**EXERCISE DETAILS:**
Scan the entries for "discrete". Every line that holds it is to be copied.

Data records for software interfaces:
..........

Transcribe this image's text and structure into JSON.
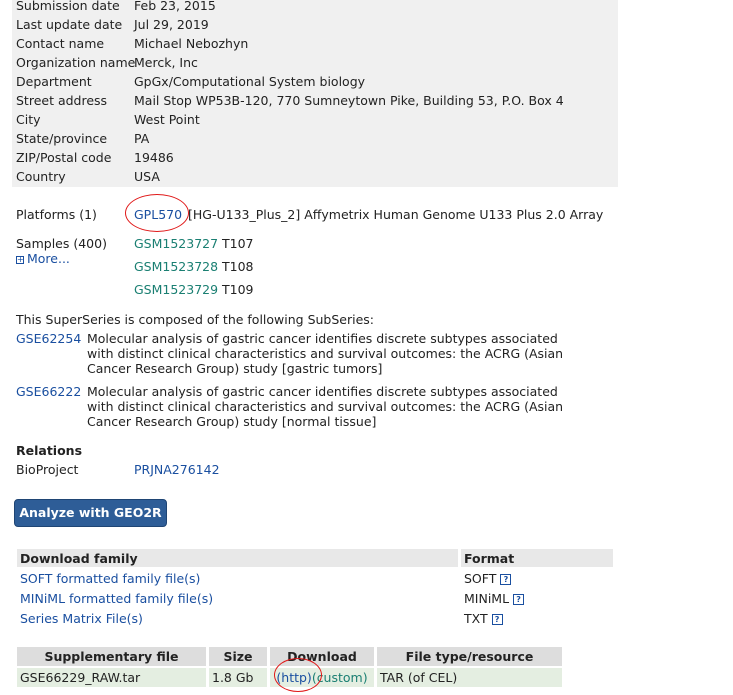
{
  "info": [
    {
      "label": "Submission date",
      "value": "Feb 23, 2015"
    },
    {
      "label": "Last update date",
      "value": "Jul 29, 2019"
    },
    {
      "label": "Contact name",
      "value": "Michael Nebozhyn"
    },
    {
      "label": "Organization name",
      "value": "Merck, Inc"
    },
    {
      "label": "Department",
      "value": "GpGx/Computational System biology"
    },
    {
      "label": "Street address",
      "value": "Mail Stop WP53B-120, 770 Sumneytown Pike, Building 53, P.O. Box 4"
    },
    {
      "label": "City",
      "value": "West Point"
    },
    {
      "label": "State/province",
      "value": "PA"
    },
    {
      "label": "ZIP/Postal code",
      "value": "19486"
    },
    {
      "label": "Country",
      "value": "USA"
    }
  ],
  "platforms": {
    "label": "Platforms (1)",
    "id": "GPL570",
    "desc": "[HG-U133_Plus_2] Affymetrix Human Genome U133 Plus 2.0 Array"
  },
  "samples": {
    "label": "Samples (400)",
    "more": "More...",
    "items": [
      {
        "id": "GSM1523727",
        "name": "T107"
      },
      {
        "id": "GSM1523728",
        "name": "T108"
      },
      {
        "id": "GSM1523729",
        "name": "T109"
      }
    ]
  },
  "superseries": {
    "intro": "This SuperSeries is composed of the following SubSeries:",
    "items": [
      {
        "id": "GSE62254",
        "desc": "Molecular analysis of gastric cancer identifies discrete subtypes associated with distinct clinical characteristics and survival outcomes: the ACRG (Asian Cancer Research Group) study [gastric tumors]"
      },
      {
        "id": "GSE66222",
        "desc": "Molecular analysis of gastric cancer identifies discrete subtypes associated with distinct clinical characteristics and survival outcomes: the ACRG (Asian Cancer Research Group) study [normal tissue]"
      }
    ]
  },
  "relations": {
    "heading": "Relations",
    "label": "BioProject",
    "value": "PRJNA276142"
  },
  "analyze_button": "Analyze with GEO2R",
  "download": {
    "headers": [
      "Download family",
      "Format"
    ],
    "rows": [
      {
        "name": "SOFT formatted family file(s)",
        "format": "SOFT"
      },
      {
        "name": "MINiML formatted family file(s)",
        "format": "MINiML"
      },
      {
        "name": "Series Matrix File(s)",
        "format": "TXT"
      }
    ],
    "help_icon": "?"
  },
  "supplementary": {
    "headers": [
      "Supplementary file",
      "Size",
      "Download",
      "File type/resource"
    ],
    "row": {
      "file": "GSE66229_RAW.tar",
      "size": "1.8 Gb",
      "http": "(http)",
      "custom": "(custom)",
      "type": "TAR (of CEL)"
    }
  },
  "colors": {
    "link": "#1a4fa0",
    "sample_link": "#1a7f72",
    "annotation": "#e01919",
    "button": "#2e5d97"
  }
}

..........

**TASK ANSWER:**
        "desc": "Molecular analysis of gastric cancer identifies discrete subtypes associated with distinct clinical characteristics and survival outcomes: the ACRG (Asian Cancer Research Group) study [gastric tumors]"
        "desc": "Molecular analysis of gastric cancer identifies discrete subtypes associated with distinct clinical characteristics and survival outcomes: the ACRG (Asian Cancer Research Group) study [normal tissue]"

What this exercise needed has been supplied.